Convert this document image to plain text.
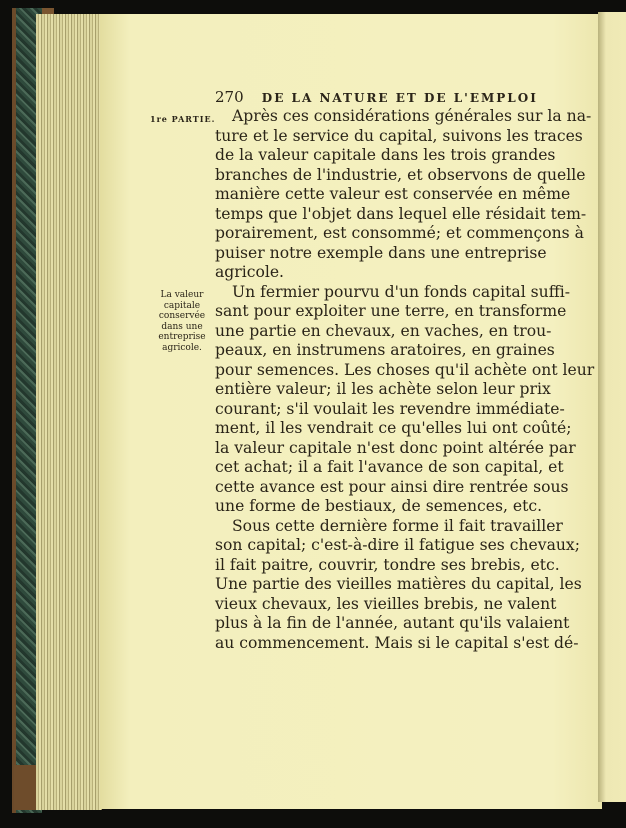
270 DE LA NATURE ET DE L'EMPLOI
1re PARTIE.
La valeur
capitale
conservée
dans une
entreprise
agricole.
Après ces considérations générales sur la na-
ture et le service du capital, suivons les traces
de la valeur capitale dans les trois grandes
branches de l'industrie, et observons de quelle
manière cette valeur est conservée en même
temps que l'objet dans lequel elle résidait tem-
porairement, est consommé; et commençons à
puiser notre exemple dans une entreprise
agricole.
Un fermier pourvu d'un fonds capital suffi-
sant pour exploiter une terre, en transforme
une partie en chevaux, en vaches, en trou-
peaux, en instrumens aratoires, en graines
pour semences. Les choses qu'il achète ont leur
entière valeur; il les achète selon leur prix
courant; s'il voulait les revendre immédiate-
ment, il les vendrait ce qu'elles lui ont coûté;
la valeur capitale n'est donc point altérée par
cet achat; il a fait l'avance de son capital, et
cette avance est pour ainsi dire rentrée sous
une forme de bestiaux, de semences, etc.
Sous cette dernière forme il fait travailler
son capital; c'est-à-dire il fatigue ses chevaux;
il fait paitre, couvrir, tondre ses brebis, etc.
Une partie des vieilles matières du capital, les
vieux chevaux, les vieilles brebis, ne valent
plus à la fin de l'année, autant qu'ils valaient
au commencement. Mais si le capital s'est dé-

*EXERCISE AIM:* Reproduce the listing above exactly, excluding all pictures.

*TASK OUTPUT:*
Convert this document image to plain text.
270 DE LA NATURE ET DE L'EMPLOI
1re PARTIE.
La valeur
capitale
conservée
dans une
entreprise
agricole.
Après ces considérations générales sur la na-
ture et le service du capital, suivons les traces
de la valeur capitale dans les trois grandes
branches de l'industrie, et observons de quelle
manière cette valeur est conservée en même
temps que l'objet dans lequel elle résidait tem-
porairement, est consommé; et commençons à
puiser notre exemple dans une entreprise
agricole.
Un fermier pourvu d'un fonds capital suffi-
sant pour exploiter une terre, en transforme
une partie en chevaux, en vaches, en trou-
peaux, en instrumens aratoires, en graines
pour semences. Les choses qu'il achète ont leur
entière valeur; il les achète selon leur prix
courant; s'il voulait les revendre immédiate-
ment, il les vendrait ce qu'elles lui ont coûté;
la valeur capitale n'est donc point altérée par
cet achat; il a fait l'avance de son capital, et
cette avance est pour ainsi dire rentrée sous
une forme de bestiaux, de semences, etc.
Sous cette dernière forme il fait travailler
son capital; c'est-à-dire il fatigue ses chevaux;
il fait paitre, couvrir, tondre ses brebis, etc.
Une partie des vieilles matières du capital, les
vieux chevaux, les vieilles brebis, ne valent
plus à la fin de l'année, autant qu'ils valaient
au commencement. Mais si le capital s'est dé-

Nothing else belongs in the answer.